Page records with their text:
::::::::::
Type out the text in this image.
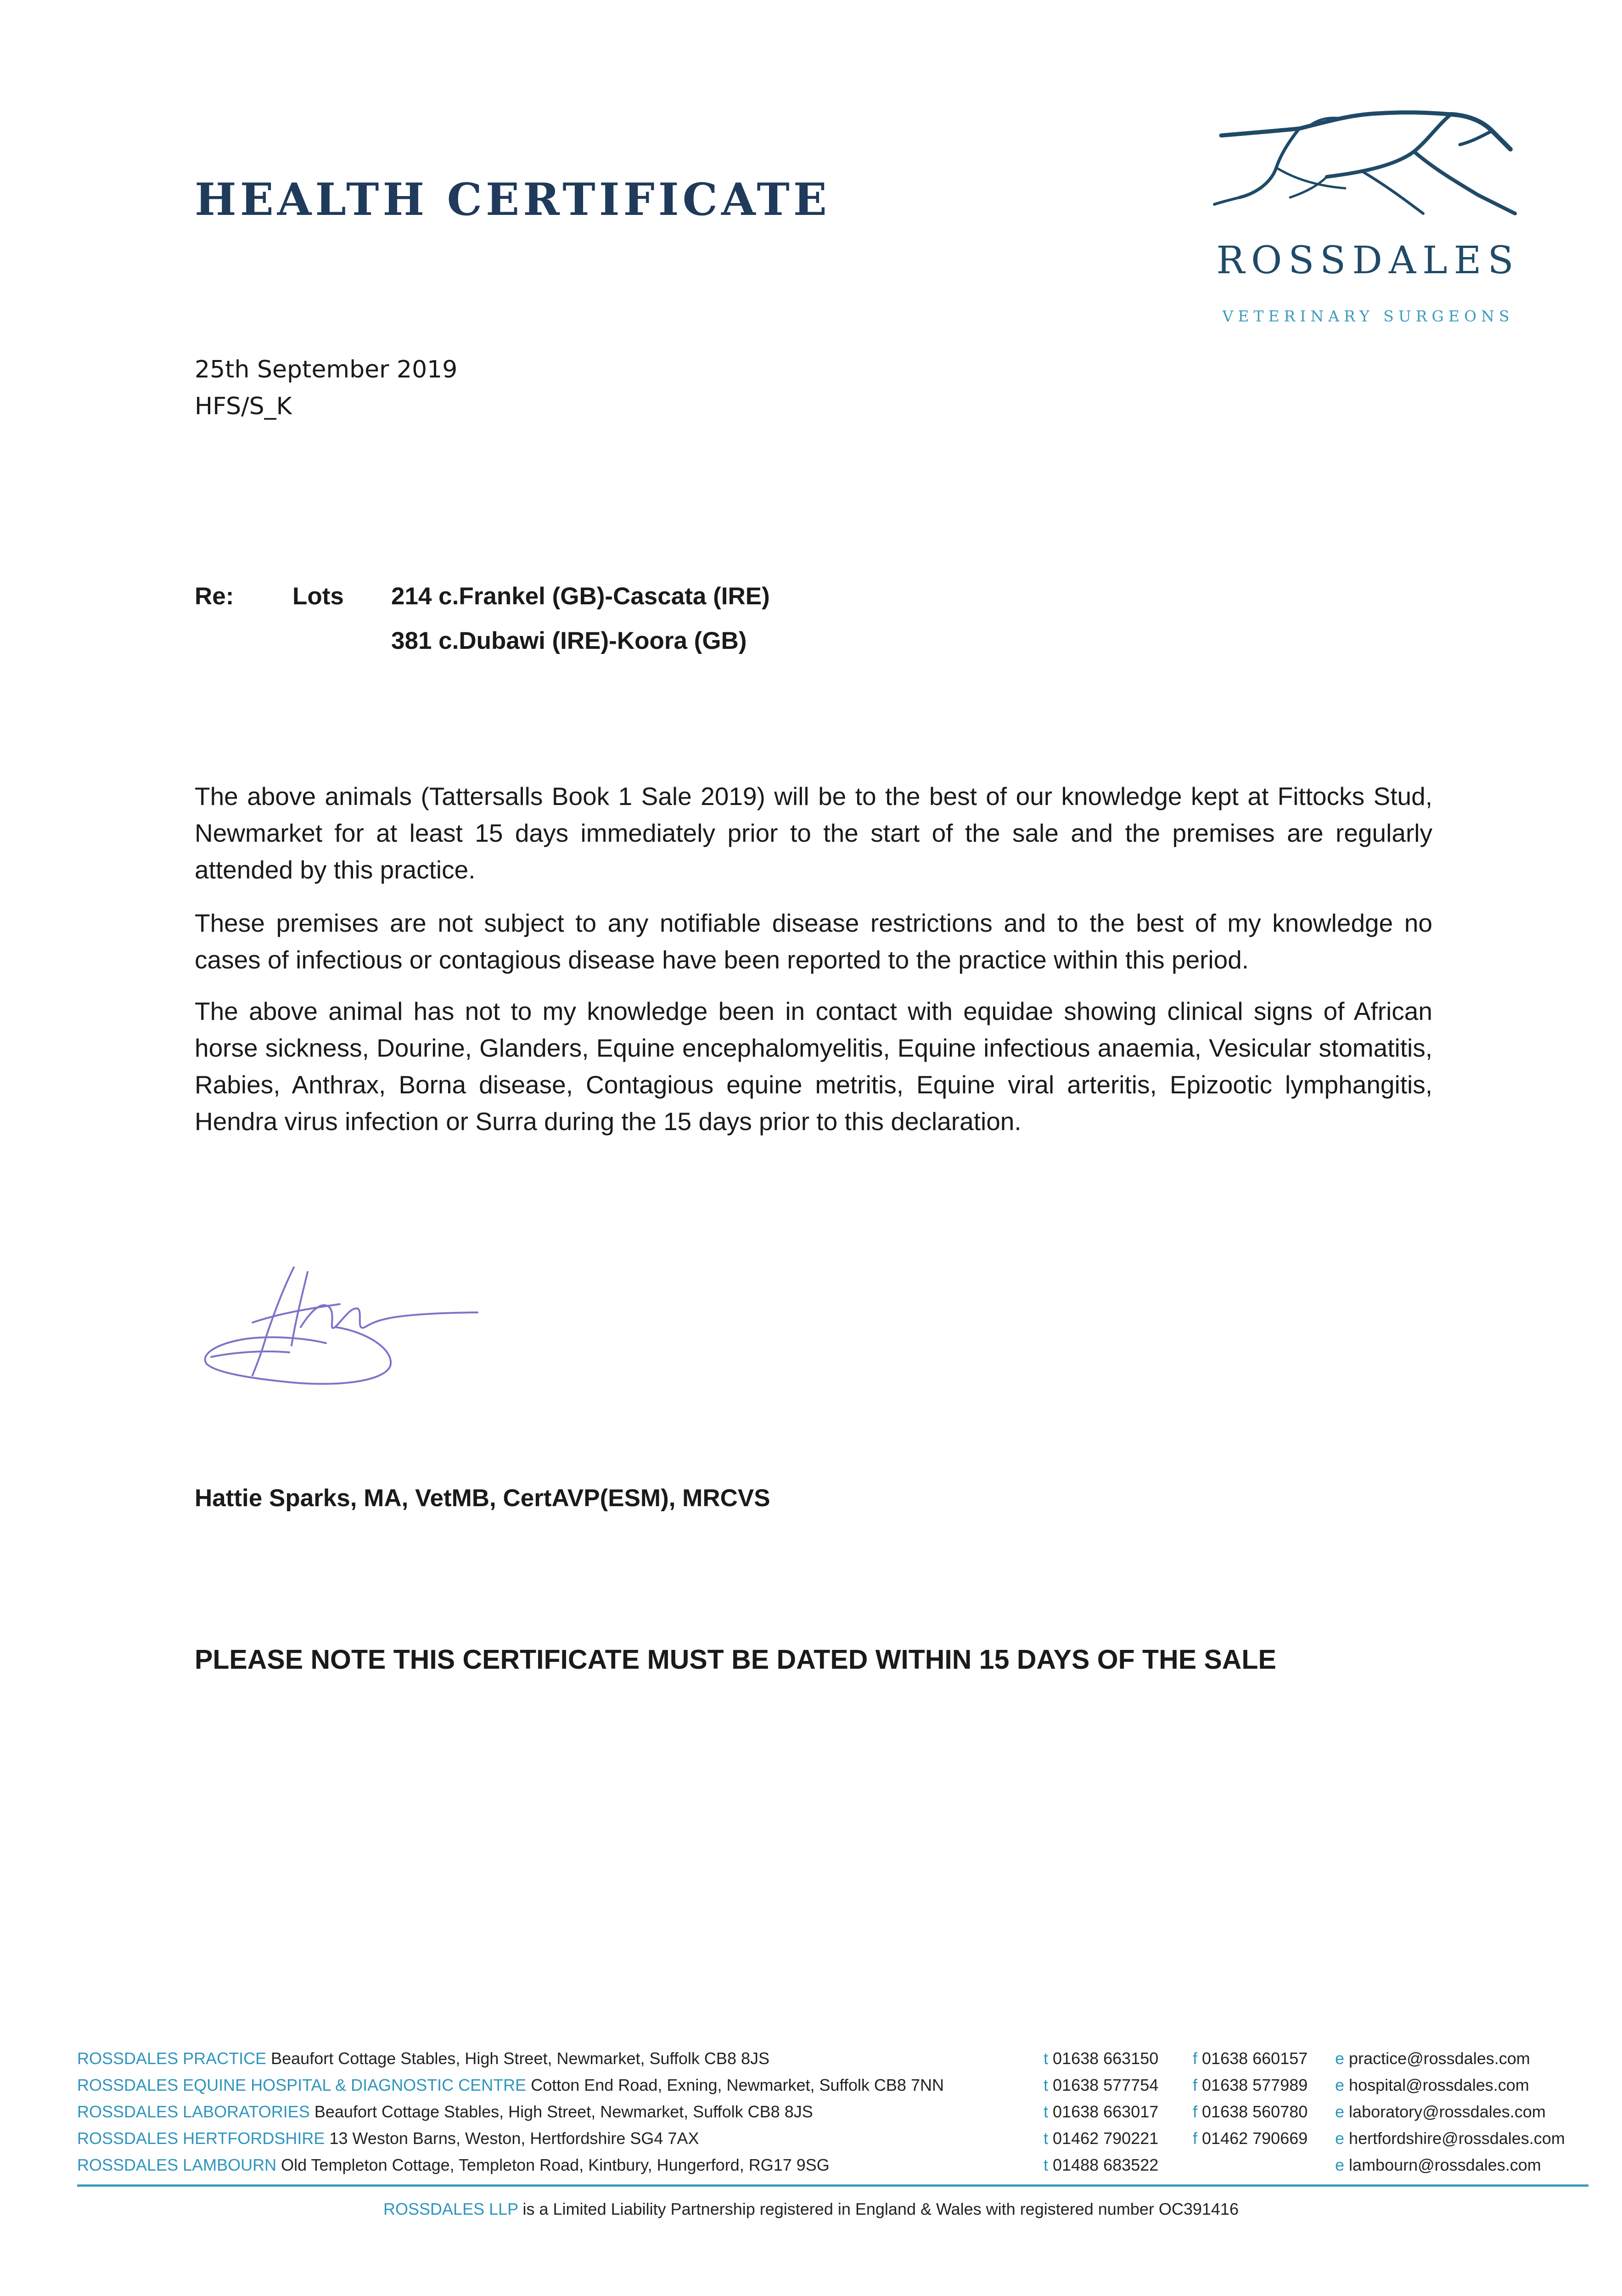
HEALTH CERTIFICATE
ROSSDALES
VETERINARY SURGEONS
25th September 2019
HFS/S_K
Re: Lots 214 c.Frankel (GB)-Cascata (IRE)
381 c.Dubawi (IRE)-Koora (GB)

The above animals (Tattersalls Book 1 Sale 2019) will be to the best of our knowledge kept at Fittocks Stud, Newmarket for at least 15 days immediately prior to the start of the sale and the premises are regularly attended by this practice.

These premises are not subject to any notifiable disease restrictions and to the best of my knowledge no cases of infectious or contagious disease have been reported to the practice within this period.

The above animal has not to my knowledge been in contact with equidae showing clinical signs of African horse sickness, Dourine, Glanders, Equine encephalomyelitis, Equine infectious anaemia, Vesicular stomatitis, Rabies, Anthrax, Borna disease, Contagious equine metritis, Equine viral arteritis, Epizootic lymphangitis, Hendra virus infection or Surra during the 15 days prior to this declaration.

Hattie Sparks, MA, VetMB, CertAVP(ESM), MRCVS
PLEASE NOTE THIS CERTIFICATE MUST BE DATED WITHIN 15 DAYS OF THE SALE
ROSSDALES PRACTICE Beaufort Cottage Stables, High Street, Newmarket, Suffolk CB8 8JS	t 01638 663150 f 01638 660157 e practice@rossdales.com
ROSSDALES EQUINE HOSPITAL & DIAGNOSTIC CENTRE Cotton End Road, Exning, Newmarket, Suffolk CB8 7NN	t 01638 577754 f 01638 577989 e hospital@rossdales.com
ROSSDALES LABORATORIES Beaufort Cottage Stables, High Street, Newmarket, Suffolk CB8 8JS	t 01638 663017 f 01638 560780 e laboratory@rossdales.com
ROSSDALES HERTFORDSHIRE 13 Weston Barns, Weston, Hertfordshire SG4 7AX	t 01462 790221 f 01462 790669 e hertfordshire@rossdales.com
ROSSDALES LAMBOURN Old Templeton Cottage, Templeton Road, Kintbury, Hungerford, RG17 9SG	t 01488 683522	e lambourn@rossdales.com
ROSSDALES LLP is a Limited Liability Partnership registered in England & Wales with registered number OC391416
::::::::::
Instructions to follow: Would you please set down the data above again exactly, without its pictures?

Solution:
Type out the text in this image.
HEALTH CERTIFICATE
ROSSDALES
VETERINARY SURGEONS
25th September 2019
HFS/S_K
Re: Lots 214 c.Frankel (GB)-Cascata (IRE)
381 c.Dubawi (IRE)-Koora (GB)

The above animals (Tattersalls Book 1 Sale 2019) will be to the best of our knowledge kept at Fittocks Stud, Newmarket for at least 15 days immediately prior to the start of the sale and the premises are regularly attended by this practice.

These premises are not subject to any notifiable disease restrictions and to the best of my knowledge no cases of infectious or contagious disease have been reported to the practice within this period.

The above animal has not to my knowledge been in contact with equidae showing clinical signs of African horse sickness, Dourine, Glanders, Equine encephalomyelitis, Equine infectious anaemia, Vesicular stomatitis, Rabies, Anthrax, Borna disease, Contagious equine metritis, Equine viral arteritis, Epizootic lymphangitis, Hendra virus infection or Surra during the 15 days prior to this declaration.

Hattie Sparks, MA, VetMB, CertAVP(ESM), MRCVS
PLEASE NOTE THIS CERTIFICATE MUST BE DATED WITHIN 15 DAYS OF THE SALE
ROSSDALES PRACTICE Beaufort Cottage Stables, High Street, Newmarket, Suffolk CB8 8JS	t 01638 663150 f 01638 660157 e practice@rossdales.com
ROSSDALES EQUINE HOSPITAL & DIAGNOSTIC CENTRE Cotton End Road, Exning, Newmarket, Suffolk CB8 7NN	t 01638 577754 f 01638 577989 e hospital@rossdales.com
ROSSDALES LABORATORIES Beaufort Cottage Stables, High Street, Newmarket, Suffolk CB8 8JS	t 01638 663017 f 01638 560780 e laboratory@rossdales.com
ROSSDALES HERTFORDSHIRE 13 Weston Barns, Weston, Hertfordshire SG4 7AX	t 01462 790221 f 01462 790669 e hertfordshire@rossdales.com
ROSSDALES LAMBOURN Old Templeton Cottage, Templeton Road, Kintbury, Hungerford, RG17 9SG	t 01488 683522	e lambourn@rossdales.com
ROSSDALES LLP is a Limited Liability Partnership registered in England & Wales with registered number OC391416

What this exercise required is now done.